Copy each entry as it stands, leaving nothing out.

↓↓↓

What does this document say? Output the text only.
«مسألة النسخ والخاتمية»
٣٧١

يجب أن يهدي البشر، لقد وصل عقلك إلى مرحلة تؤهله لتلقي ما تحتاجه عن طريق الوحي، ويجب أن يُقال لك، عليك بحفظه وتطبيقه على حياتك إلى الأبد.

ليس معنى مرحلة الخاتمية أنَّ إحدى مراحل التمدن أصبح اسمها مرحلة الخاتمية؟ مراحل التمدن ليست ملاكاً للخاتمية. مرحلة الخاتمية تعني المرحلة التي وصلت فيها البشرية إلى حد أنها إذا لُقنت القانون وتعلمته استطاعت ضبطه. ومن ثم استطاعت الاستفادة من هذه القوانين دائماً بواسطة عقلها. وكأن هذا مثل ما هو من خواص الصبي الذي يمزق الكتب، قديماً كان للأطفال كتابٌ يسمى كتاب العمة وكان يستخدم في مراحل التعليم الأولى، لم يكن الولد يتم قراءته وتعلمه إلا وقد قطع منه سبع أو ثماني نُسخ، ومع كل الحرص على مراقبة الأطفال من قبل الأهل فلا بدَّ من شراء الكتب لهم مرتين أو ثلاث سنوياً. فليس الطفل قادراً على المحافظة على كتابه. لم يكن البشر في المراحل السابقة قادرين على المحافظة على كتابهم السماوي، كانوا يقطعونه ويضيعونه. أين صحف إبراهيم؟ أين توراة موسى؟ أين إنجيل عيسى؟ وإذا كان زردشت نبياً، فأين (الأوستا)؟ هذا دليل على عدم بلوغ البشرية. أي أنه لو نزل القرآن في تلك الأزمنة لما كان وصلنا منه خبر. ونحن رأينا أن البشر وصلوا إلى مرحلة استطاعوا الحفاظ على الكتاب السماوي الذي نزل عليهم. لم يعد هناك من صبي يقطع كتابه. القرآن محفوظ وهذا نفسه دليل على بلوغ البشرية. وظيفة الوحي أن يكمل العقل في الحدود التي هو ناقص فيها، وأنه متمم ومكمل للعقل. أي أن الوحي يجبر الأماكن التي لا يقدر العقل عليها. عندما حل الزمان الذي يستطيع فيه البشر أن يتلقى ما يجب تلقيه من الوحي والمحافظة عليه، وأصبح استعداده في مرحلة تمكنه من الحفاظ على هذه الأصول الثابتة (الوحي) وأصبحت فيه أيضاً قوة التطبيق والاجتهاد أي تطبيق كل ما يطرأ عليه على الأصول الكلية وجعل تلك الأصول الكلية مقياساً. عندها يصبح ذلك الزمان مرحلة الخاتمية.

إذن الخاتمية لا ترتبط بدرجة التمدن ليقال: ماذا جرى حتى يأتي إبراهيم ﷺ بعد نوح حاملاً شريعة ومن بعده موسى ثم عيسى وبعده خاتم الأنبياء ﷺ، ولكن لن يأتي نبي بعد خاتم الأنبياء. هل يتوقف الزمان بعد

↑↑↑

#### [Exercise result]
What does this document say? Output the text only.
«مسألة النسخ والخاتمية»
٣٧١

يجب أن يهدي البشر، لقد وصل عقلك إلى مرحلة تؤهله لتلقي ما تحتاجه عن طريق الوحي، ويجب أن يُقال لك، عليك بحفظه وتطبيقه على حياتك إلى الأبد.

ليس معنى مرحلة الخاتمية أنَّ إحدى مراحل التمدن أصبح اسمها مرحلة الخاتمية؟ مراحل التمدن ليست ملاكاً للخاتمية. مرحلة الخاتمية تعني المرحلة التي وصلت فيها البشرية إلى حد أنها إذا لُقنت القانون وتعلمته استطاعت ضبطه. ومن ثم استطاعت الاستفادة من هذه القوانين دائماً بواسطة عقلها. وكأن هذا مثل ما هو من خواص الصبي الذي يمزق الكتب، قديماً كان للأطفال كتابٌ يسمى كتاب العمة وكان يستخدم في مراحل التعليم الأولى، لم يكن الولد يتم قراءته وتعلمه إلا وقد قطع منه سبع أو ثماني نُسخ، ومع كل الحرص على مراقبة الأطفال من قبل الأهل فلا بدَّ من شراء الكتب لهم مرتين أو ثلاث سنوياً. فليس الطفل قادراً على المحافظة على كتابه. لم يكن البشر في المراحل السابقة قادرين على المحافظة على كتابهم السماوي، كانوا يقطعونه ويضيعونه. أين صحف إبراهيم؟ أين توراة موسى؟ أين إنجيل عيسى؟ وإذا كان زردشت نبياً، فأين (الأوستا)؟ هذا دليل على عدم بلوغ البشرية. أي أنه لو نزل القرآن في تلك الأزمنة لما كان وصلنا منه خبر. ونحن رأينا أن البشر وصلوا إلى مرحلة استطاعوا الحفاظ على الكتاب السماوي الذي نزل عليهم. لم يعد هناك من صبي يقطع كتابه. القرآن محفوظ وهذا نفسه دليل على بلوغ البشرية. وظيفة الوحي أن يكمل العقل في الحدود التي هو ناقص فيها، وأنه متمم ومكمل للعقل. أي أن الوحي يجبر الأماكن التي لا يقدر العقل عليها. عندما حل الزمان الذي يستطيع فيه البشر أن يتلقى ما يجب تلقيه من الوحي والمحافظة عليه، وأصبح استعداده في مرحلة تمكنه من الحفاظ على هذه الأصول الثابتة (الوحي) وأصبحت فيه أيضاً قوة التطبيق والاجتهاد أي تطبيق كل ما يطرأ عليه على الأصول الكلية وجعل تلك الأصول الكلية مقياساً. عندها يصبح ذلك الزمان مرحلة الخاتمية.

إذن الخاتمية لا ترتبط بدرجة التمدن ليقال: ماذا جرى حتى يأتي إبراهيم ﷺ بعد نوح حاملاً شريعة ومن بعده موسى ثم عيسى وبعده خاتم الأنبياء ﷺ، ولكن لن يأتي نبي بعد خاتم الأنبياء. هل يتوقف الزمان بعد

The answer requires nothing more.